[Stored items]
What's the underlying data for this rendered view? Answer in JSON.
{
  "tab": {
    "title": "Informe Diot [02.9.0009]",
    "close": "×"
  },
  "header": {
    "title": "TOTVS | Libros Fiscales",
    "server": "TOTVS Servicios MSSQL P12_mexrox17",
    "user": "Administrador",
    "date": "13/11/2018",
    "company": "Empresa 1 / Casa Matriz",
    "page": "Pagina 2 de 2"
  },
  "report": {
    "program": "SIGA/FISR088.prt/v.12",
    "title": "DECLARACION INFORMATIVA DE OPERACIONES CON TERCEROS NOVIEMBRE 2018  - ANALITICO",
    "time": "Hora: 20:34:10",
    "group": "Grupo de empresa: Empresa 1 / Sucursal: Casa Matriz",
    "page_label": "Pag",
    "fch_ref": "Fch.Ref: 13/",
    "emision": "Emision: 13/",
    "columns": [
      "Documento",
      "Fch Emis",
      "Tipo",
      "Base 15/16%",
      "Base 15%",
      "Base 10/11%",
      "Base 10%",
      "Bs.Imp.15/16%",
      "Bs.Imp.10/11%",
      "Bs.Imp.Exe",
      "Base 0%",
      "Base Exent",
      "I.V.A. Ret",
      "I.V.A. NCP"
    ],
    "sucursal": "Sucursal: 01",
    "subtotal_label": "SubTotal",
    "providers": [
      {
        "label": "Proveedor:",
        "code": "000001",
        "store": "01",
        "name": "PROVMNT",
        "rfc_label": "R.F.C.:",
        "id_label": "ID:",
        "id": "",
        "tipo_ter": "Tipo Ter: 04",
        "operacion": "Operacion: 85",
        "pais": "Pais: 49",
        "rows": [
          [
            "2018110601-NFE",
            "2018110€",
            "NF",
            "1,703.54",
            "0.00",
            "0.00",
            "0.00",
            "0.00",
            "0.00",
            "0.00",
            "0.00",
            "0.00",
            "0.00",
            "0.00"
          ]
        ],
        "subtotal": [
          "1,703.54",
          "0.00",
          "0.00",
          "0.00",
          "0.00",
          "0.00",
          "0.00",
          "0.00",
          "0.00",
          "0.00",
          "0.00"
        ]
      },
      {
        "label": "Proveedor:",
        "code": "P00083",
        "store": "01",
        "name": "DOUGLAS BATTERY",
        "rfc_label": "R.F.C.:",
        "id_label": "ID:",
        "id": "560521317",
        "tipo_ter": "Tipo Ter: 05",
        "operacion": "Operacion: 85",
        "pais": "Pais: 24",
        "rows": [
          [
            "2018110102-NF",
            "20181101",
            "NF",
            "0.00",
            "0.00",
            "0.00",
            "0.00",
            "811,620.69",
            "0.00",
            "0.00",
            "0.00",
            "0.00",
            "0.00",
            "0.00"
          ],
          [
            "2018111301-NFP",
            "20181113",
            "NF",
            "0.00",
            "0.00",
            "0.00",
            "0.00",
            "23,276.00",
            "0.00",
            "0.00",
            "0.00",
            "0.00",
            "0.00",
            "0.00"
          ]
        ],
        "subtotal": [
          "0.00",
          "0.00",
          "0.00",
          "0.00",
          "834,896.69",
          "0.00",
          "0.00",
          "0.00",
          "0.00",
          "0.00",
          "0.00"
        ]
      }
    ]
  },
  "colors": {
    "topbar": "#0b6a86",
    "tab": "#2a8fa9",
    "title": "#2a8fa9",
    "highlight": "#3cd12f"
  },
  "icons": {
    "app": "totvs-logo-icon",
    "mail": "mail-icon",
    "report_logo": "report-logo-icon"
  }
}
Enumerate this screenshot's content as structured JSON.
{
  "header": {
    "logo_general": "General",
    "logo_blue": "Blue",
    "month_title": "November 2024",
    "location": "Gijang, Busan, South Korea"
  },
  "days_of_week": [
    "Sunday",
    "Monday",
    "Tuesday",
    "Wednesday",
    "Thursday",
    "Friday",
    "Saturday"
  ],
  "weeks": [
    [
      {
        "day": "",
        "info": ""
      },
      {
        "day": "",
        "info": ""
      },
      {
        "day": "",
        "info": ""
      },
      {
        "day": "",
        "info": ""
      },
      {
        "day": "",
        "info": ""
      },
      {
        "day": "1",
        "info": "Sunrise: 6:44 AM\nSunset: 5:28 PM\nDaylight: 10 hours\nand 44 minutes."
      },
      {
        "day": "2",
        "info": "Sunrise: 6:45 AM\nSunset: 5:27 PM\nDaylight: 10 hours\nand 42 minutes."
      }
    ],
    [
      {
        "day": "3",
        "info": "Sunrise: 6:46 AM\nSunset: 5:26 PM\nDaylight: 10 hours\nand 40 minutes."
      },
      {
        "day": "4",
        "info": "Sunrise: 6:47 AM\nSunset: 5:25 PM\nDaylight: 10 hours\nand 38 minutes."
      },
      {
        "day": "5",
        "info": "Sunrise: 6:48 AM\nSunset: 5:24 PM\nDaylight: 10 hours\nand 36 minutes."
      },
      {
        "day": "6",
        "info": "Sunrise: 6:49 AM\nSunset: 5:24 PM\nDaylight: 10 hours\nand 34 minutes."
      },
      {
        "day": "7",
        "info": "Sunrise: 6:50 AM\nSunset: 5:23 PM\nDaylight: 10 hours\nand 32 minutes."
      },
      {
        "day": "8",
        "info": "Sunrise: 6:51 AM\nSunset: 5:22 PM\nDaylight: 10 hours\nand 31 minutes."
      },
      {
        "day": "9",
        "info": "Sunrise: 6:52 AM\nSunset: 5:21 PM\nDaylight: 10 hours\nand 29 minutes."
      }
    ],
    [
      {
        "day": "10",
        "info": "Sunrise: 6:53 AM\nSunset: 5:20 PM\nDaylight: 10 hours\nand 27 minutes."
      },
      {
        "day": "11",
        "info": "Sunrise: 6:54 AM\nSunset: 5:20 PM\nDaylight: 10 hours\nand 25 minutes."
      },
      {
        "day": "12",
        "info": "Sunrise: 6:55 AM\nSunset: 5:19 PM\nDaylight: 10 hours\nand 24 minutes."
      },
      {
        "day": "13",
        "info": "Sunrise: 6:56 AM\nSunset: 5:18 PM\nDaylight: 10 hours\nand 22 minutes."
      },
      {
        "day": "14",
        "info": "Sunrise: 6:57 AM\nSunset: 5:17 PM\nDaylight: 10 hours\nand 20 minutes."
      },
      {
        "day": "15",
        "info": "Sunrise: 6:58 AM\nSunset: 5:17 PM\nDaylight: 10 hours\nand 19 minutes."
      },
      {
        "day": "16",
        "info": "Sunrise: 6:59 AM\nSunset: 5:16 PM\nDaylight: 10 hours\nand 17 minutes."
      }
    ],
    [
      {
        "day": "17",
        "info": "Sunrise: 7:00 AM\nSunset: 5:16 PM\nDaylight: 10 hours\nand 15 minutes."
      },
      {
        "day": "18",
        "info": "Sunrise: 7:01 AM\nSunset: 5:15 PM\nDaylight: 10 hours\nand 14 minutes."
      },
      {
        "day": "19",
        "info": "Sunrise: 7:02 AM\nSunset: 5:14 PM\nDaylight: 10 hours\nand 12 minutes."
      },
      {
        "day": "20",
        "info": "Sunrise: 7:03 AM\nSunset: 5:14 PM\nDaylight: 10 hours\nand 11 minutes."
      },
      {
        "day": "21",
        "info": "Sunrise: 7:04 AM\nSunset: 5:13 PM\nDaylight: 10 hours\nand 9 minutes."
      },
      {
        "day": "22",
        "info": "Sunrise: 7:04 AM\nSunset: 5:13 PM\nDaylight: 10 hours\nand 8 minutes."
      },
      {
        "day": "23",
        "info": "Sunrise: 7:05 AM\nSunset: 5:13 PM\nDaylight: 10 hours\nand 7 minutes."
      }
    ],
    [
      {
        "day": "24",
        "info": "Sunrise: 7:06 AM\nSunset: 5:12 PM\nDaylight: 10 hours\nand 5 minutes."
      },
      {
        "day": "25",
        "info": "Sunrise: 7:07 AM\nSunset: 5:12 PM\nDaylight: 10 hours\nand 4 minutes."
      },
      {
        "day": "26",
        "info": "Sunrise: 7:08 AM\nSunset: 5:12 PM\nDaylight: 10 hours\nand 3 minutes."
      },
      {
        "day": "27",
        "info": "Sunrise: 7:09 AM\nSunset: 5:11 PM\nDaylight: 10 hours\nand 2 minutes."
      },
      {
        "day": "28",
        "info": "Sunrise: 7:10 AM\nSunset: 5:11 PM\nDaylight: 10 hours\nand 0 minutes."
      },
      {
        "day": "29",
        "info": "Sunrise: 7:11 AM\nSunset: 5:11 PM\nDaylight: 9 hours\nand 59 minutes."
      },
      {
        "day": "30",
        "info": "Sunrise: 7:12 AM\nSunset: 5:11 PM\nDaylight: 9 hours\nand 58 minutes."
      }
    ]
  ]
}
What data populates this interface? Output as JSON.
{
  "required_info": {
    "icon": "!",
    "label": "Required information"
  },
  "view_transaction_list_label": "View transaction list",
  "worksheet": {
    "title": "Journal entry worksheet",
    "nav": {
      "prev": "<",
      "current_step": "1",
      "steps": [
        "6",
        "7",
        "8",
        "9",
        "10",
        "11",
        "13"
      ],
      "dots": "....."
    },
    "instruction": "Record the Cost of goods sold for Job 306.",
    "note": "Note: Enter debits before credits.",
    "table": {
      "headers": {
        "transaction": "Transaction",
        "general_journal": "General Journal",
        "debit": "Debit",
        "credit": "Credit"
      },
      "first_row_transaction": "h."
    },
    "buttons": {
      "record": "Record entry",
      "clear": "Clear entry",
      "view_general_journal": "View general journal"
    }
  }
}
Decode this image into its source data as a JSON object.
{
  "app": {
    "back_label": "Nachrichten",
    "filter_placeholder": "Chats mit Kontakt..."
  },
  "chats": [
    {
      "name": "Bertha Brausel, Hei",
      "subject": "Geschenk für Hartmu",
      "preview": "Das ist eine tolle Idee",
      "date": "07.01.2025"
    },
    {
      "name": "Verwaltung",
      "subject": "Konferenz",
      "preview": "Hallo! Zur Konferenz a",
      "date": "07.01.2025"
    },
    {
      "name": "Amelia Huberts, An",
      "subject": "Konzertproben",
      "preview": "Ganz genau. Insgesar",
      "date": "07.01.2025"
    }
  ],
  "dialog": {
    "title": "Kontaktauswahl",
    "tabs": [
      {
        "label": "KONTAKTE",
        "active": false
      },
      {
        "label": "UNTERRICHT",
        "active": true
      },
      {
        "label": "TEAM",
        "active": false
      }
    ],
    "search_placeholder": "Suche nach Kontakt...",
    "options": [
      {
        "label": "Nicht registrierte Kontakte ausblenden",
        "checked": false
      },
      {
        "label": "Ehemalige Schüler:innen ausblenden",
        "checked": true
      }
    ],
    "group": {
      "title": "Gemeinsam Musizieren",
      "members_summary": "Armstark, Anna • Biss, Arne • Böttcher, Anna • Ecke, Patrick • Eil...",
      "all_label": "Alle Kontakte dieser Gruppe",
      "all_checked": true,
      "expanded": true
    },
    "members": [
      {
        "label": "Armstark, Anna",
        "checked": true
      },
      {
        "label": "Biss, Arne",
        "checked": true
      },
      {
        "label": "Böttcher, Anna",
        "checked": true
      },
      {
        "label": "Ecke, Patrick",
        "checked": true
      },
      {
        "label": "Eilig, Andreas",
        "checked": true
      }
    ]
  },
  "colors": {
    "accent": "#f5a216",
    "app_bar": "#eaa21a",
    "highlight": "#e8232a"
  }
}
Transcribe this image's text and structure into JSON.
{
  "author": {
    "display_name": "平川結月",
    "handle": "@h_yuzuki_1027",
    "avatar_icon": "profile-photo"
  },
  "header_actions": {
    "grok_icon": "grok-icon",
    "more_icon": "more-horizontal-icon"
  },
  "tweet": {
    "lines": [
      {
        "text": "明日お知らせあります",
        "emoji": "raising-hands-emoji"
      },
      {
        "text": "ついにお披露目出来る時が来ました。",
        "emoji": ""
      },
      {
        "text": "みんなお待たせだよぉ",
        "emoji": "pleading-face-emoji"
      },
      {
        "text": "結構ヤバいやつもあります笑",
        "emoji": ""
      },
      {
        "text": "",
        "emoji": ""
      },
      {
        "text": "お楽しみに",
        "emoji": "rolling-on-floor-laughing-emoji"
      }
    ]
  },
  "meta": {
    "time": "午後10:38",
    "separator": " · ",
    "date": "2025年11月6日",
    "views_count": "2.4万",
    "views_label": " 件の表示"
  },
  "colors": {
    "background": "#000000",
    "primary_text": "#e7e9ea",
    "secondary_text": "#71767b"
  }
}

→ **The request**
Review the preceding data and report every line that includes the string "group".

→ **Response**
    "group": "Grupo de empresa: Empresa 1 / Sucursal: Casa Matriz",
    "group": {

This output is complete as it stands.